[Data records]
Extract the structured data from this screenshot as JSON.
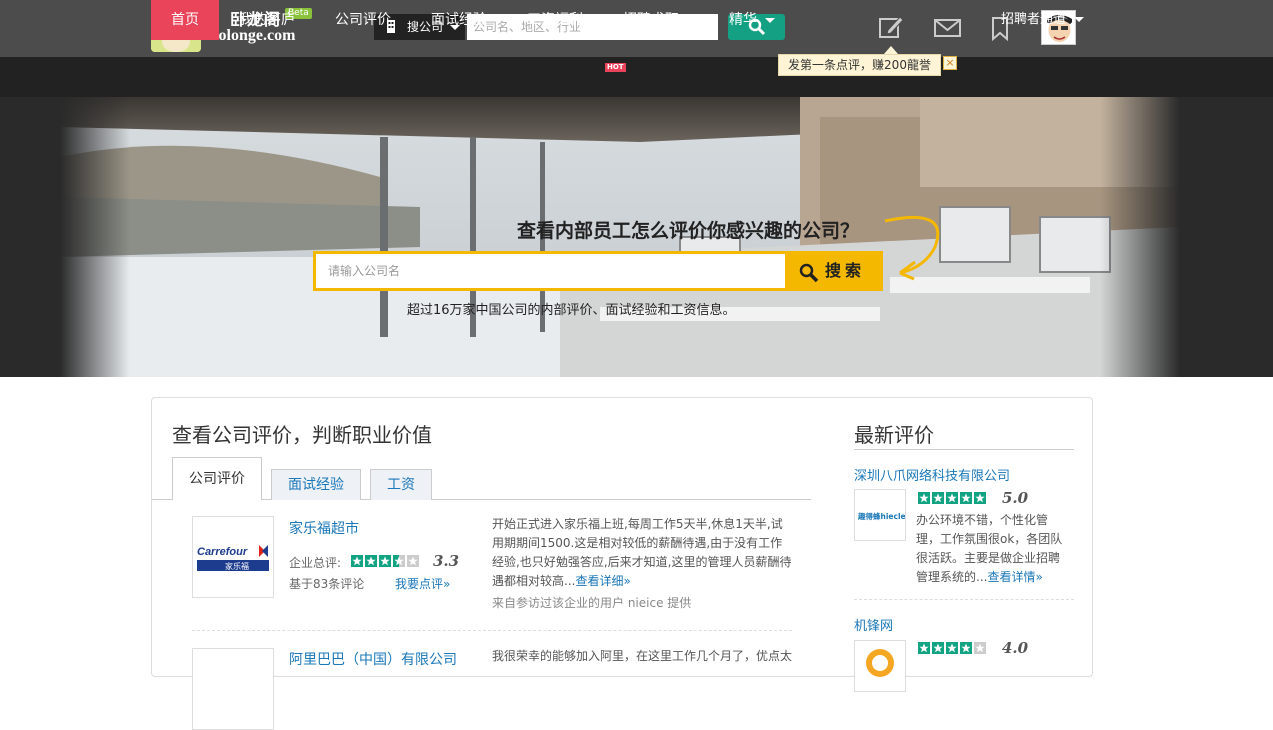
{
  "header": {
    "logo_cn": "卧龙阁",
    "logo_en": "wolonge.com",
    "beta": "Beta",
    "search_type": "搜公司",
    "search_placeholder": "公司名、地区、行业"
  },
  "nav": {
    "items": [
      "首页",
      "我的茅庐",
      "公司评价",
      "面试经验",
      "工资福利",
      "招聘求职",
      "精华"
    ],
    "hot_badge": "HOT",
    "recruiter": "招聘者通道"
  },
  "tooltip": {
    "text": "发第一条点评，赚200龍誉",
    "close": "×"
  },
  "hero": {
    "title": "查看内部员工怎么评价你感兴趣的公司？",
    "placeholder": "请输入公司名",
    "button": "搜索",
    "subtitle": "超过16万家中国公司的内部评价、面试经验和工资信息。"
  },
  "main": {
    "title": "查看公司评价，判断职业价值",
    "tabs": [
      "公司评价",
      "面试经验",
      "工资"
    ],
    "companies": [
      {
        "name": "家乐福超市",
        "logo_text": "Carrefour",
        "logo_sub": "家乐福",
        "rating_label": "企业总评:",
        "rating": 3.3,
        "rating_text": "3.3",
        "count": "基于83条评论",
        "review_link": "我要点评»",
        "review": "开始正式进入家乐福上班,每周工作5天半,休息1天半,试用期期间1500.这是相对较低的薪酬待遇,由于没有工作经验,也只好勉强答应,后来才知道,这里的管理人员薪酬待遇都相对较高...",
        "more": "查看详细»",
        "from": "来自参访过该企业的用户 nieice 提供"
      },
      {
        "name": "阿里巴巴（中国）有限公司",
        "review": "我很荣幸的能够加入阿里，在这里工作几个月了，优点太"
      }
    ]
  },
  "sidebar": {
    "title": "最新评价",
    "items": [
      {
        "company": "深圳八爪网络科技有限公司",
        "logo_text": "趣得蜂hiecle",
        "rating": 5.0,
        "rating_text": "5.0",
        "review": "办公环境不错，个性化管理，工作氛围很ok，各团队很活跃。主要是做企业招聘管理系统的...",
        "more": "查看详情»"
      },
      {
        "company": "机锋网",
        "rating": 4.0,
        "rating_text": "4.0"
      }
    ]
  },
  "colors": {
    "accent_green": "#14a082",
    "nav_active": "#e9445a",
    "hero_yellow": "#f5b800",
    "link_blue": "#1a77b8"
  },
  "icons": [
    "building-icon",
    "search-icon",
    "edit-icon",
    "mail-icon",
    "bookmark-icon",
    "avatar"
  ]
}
==
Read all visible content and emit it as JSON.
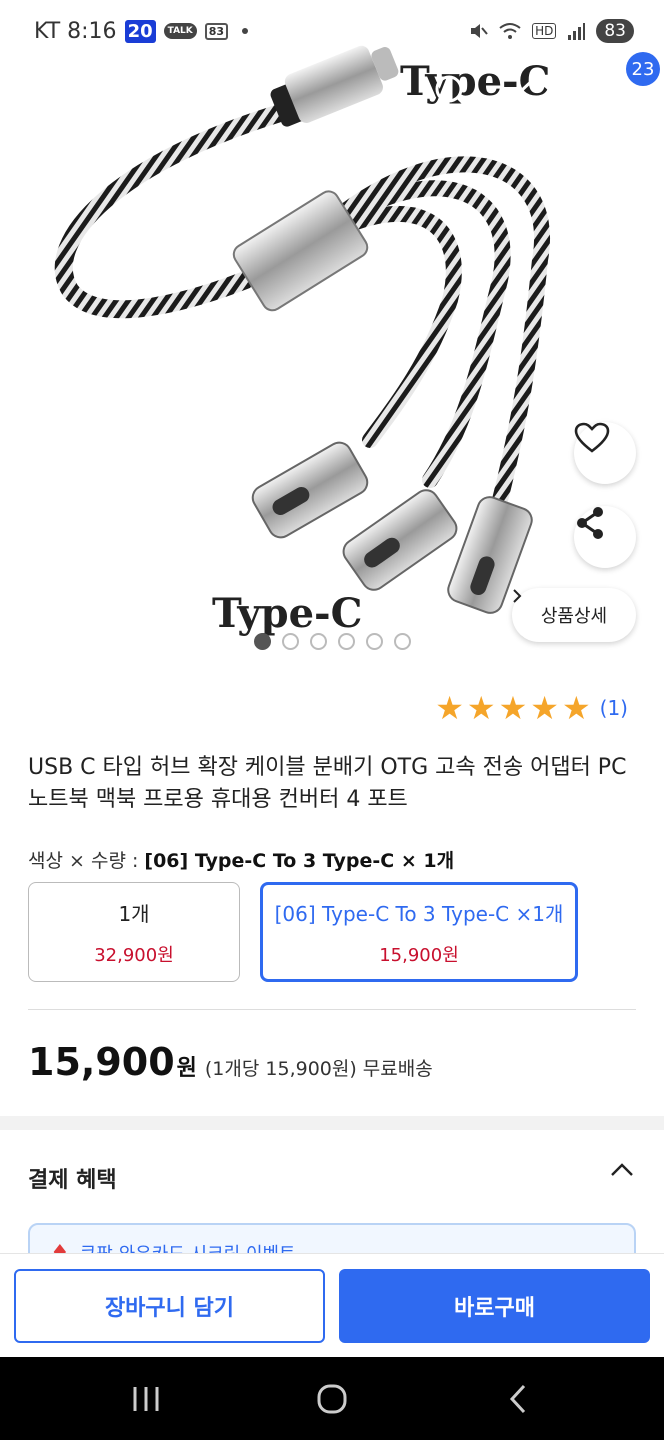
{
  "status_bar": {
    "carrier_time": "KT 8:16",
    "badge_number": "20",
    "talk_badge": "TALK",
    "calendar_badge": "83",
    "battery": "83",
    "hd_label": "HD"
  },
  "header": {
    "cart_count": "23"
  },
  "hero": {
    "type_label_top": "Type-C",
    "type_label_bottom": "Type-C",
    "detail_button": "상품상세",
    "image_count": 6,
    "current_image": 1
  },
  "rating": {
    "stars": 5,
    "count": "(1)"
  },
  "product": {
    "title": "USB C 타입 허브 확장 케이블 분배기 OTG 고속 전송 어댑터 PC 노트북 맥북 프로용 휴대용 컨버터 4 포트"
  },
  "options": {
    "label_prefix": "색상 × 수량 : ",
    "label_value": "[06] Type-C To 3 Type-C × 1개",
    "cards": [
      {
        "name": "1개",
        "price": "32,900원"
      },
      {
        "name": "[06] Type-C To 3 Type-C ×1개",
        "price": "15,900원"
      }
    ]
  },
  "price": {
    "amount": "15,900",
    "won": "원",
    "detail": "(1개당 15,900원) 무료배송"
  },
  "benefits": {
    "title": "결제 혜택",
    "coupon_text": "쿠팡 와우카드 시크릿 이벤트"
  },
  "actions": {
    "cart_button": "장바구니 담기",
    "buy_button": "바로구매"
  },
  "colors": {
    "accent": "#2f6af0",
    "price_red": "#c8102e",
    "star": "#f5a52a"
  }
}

● Task description: Scan the material for lines with the word "from", and copy each line you find.

● Reply:
Extract the structured data from this screenshot as JSON.
        "from": "来自参访过该企业的用户 nieice 提供"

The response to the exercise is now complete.